··· Input material

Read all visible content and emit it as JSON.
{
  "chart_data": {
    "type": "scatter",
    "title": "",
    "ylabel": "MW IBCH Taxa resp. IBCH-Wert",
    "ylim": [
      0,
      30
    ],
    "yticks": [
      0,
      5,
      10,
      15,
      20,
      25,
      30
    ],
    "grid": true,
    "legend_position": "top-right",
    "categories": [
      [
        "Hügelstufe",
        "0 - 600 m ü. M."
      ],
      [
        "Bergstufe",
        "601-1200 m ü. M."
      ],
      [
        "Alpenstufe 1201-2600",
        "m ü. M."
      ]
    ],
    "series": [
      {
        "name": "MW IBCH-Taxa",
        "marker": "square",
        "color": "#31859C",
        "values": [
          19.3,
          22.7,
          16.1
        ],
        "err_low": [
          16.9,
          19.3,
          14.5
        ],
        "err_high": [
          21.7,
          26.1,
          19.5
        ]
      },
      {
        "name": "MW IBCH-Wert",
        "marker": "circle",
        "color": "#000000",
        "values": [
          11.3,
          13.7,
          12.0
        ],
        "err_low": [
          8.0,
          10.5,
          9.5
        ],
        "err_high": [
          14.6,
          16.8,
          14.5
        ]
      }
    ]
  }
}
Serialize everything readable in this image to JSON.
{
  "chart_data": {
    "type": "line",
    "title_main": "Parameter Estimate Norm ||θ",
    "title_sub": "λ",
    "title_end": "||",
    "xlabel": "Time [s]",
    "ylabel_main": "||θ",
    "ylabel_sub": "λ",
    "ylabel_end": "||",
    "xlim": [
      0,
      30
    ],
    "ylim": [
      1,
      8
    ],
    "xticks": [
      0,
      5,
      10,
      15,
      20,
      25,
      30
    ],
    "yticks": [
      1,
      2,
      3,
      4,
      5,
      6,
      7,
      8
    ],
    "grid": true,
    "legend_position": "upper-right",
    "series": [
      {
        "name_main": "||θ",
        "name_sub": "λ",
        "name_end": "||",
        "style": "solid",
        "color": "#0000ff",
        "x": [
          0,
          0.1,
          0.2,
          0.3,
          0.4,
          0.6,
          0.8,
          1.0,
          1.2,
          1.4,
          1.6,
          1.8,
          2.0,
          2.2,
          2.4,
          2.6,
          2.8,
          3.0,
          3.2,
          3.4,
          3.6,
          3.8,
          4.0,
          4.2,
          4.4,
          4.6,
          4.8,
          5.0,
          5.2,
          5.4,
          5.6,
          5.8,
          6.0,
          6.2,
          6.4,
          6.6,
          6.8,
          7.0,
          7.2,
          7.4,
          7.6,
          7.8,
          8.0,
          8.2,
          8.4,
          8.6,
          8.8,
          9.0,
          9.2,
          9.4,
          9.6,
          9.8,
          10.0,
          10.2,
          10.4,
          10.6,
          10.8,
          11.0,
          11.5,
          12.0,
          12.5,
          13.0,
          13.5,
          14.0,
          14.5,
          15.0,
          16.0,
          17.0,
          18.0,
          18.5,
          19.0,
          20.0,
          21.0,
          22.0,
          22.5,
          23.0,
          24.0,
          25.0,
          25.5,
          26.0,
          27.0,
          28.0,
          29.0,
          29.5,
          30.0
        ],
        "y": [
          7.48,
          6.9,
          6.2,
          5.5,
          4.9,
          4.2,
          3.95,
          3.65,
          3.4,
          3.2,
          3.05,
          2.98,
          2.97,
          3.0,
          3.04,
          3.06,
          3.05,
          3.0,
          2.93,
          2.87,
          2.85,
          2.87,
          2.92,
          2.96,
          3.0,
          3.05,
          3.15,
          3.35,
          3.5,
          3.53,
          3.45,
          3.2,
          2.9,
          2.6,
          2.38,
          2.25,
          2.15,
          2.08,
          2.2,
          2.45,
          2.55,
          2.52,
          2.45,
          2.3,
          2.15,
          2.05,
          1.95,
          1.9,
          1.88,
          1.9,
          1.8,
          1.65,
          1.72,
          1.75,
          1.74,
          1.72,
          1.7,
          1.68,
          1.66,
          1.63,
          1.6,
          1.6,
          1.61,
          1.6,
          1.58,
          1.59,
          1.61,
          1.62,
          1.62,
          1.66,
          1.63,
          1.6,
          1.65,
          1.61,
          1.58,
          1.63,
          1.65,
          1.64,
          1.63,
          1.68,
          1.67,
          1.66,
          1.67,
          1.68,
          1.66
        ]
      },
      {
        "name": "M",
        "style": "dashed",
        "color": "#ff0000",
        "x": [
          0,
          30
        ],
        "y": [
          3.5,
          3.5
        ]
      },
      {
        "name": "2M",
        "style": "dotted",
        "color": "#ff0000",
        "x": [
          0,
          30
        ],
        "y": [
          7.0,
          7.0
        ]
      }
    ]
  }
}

······

What you are asked to do
Copy every record exactly as presented.

Task answer
Read all visible content and emit it as JSON.
{
  "chart_data": {
    "type": "scatter",
    "title": "",
    "ylabel": "MW IBCH Taxa resp. IBCH-Wert",
    "ylim": [
      0,
      30
    ],
    "yticks": [
      0,
      5,
      10,
      15,
      20,
      25,
      30
    ],
    "grid": true,
    "legend_position": "top-right",
    "categories": [
      [
        "Hügelstufe",
        "0 - 600 m ü. M."
      ],
      [
        "Bergstufe",
        "601-1200 m ü. M."
      ],
      [
        "Alpenstufe 1201-2600",
        "m ü. M."
      ]
    ],
    "series": [
      {
        "name": "MW IBCH-Taxa",
        "marker": "square",
        "color": "#31859C",
        "values": [
          19.3,
          22.7,
          16.1
        ],
        "err_low": [
          16.9,
          19.3,
          14.5
        ],
        "err_high": [
          21.7,
          26.1,
          19.5
        ]
      },
      {
        "name": "MW IBCH-Wert",
        "marker": "circle",
        "color": "#000000",
        "values": [
          11.3,
          13.7,
          12.0
        ],
        "err_low": [
          8.0,
          10.5,
          9.5
        ],
        "err_high": [
          14.6,
          16.8,
          14.5
        ]
      }
    ]
  }
}
Serialize everything readable in this image to JSON.
{
  "chart_data": {
    "type": "line",
    "title_main": "Parameter Estimate Norm ||θ",
    "title_sub": "λ",
    "title_end": "||",
    "xlabel": "Time [s]",
    "ylabel_main": "||θ",
    "ylabel_sub": "λ",
    "ylabel_end": "||",
    "xlim": [
      0,
      30
    ],
    "ylim": [
      1,
      8
    ],
    "xticks": [
      0,
      5,
      10,
      15,
      20,
      25,
      30
    ],
    "yticks": [
      1,
      2,
      3,
      4,
      5,
      6,
      7,
      8
    ],
    "grid": true,
    "legend_position": "upper-right",
    "series": [
      {
        "name_main": "||θ",
        "name_sub": "λ",
        "name_end": "||",
        "style": "solid",
        "color": "#0000ff",
        "x": [
          0,
          0.1,
          0.2,
          0.3,
          0.4,
          0.6,
          0.8,
          1.0,
          1.2,
          1.4,
          1.6,
          1.8,
          2.0,
          2.2,
          2.4,
          2.6,
          2.8,
          3.0,
          3.2,
          3.4,
          3.6,
          3.8,
          4.0,
          4.2,
          4.4,
          4.6,
          4.8,
          5.0,
          5.2,
          5.4,
          5.6,
          5.8,
          6.0,
          6.2,
          6.4,
          6.6,
          6.8,
          7.0,
          7.2,
          7.4,
          7.6,
          7.8,
          8.0,
          8.2,
          8.4,
          8.6,
          8.8,
          9.0,
          9.2,
          9.4,
          9.6,
          9.8,
          10.0,
          10.2,
          10.4,
          10.6,
          10.8,
          11.0,
          11.5,
          12.0,
          12.5,
          13.0,
          13.5,
          14.0,
          14.5,
          15.0,
          16.0,
          17.0,
          18.0,
          18.5,
          19.0,
          20.0,
          21.0,
          22.0,
          22.5,
          23.0,
          24.0,
          25.0,
          25.5,
          26.0,
          27.0,
          28.0,
          29.0,
          29.5,
          30.0
        ],
        "y": [
          7.48,
          6.9,
          6.2,
          5.5,
          4.9,
          4.2,
          3.95,
          3.65,
          3.4,
          3.2,
          3.05,
          2.98,
          2.97,
          3.0,
          3.04,
          3.06,
          3.05,
          3.0,
          2.93,
          2.87,
          2.85,
          2.87,
          2.92,
          2.96,
          3.0,
          3.05,
          3.15,
          3.35,
          3.5,
          3.53,
          3.45,
          3.2,
          2.9,
          2.6,
          2.38,
          2.25,
          2.15,
          2.08,
          2.2,
          2.45,
          2.55,
          2.52,
          2.45,
          2.3,
          2.15,
          2.05,
          1.95,
          1.9,
          1.88,
          1.9,
          1.8,
          1.65,
          1.72,
          1.75,
          1.74,
          1.72,
          1.7,
          1.68,
          1.66,
          1.63,
          1.6,
          1.6,
          1.61,
          1.6,
          1.58,
          1.59,
          1.61,
          1.62,
          1.62,
          1.66,
          1.63,
          1.6,
          1.65,
          1.61,
          1.58,
          1.63,
          1.65,
          1.64,
          1.63,
          1.68,
          1.67,
          1.66,
          1.67,
          1.68,
          1.66
        ]
      },
      {
        "name": "M",
        "style": "dashed",
        "color": "#ff0000",
        "x": [
          0,
          30
        ],
        "y": [
          3.5,
          3.5
        ]
      },
      {
        "name": "2M",
        "style": "dotted",
        "color": "#ff0000",
        "x": [
          0,
          30
        ],
        "y": [
          7.0,
          7.0
        ]
      }
    ]
  }
}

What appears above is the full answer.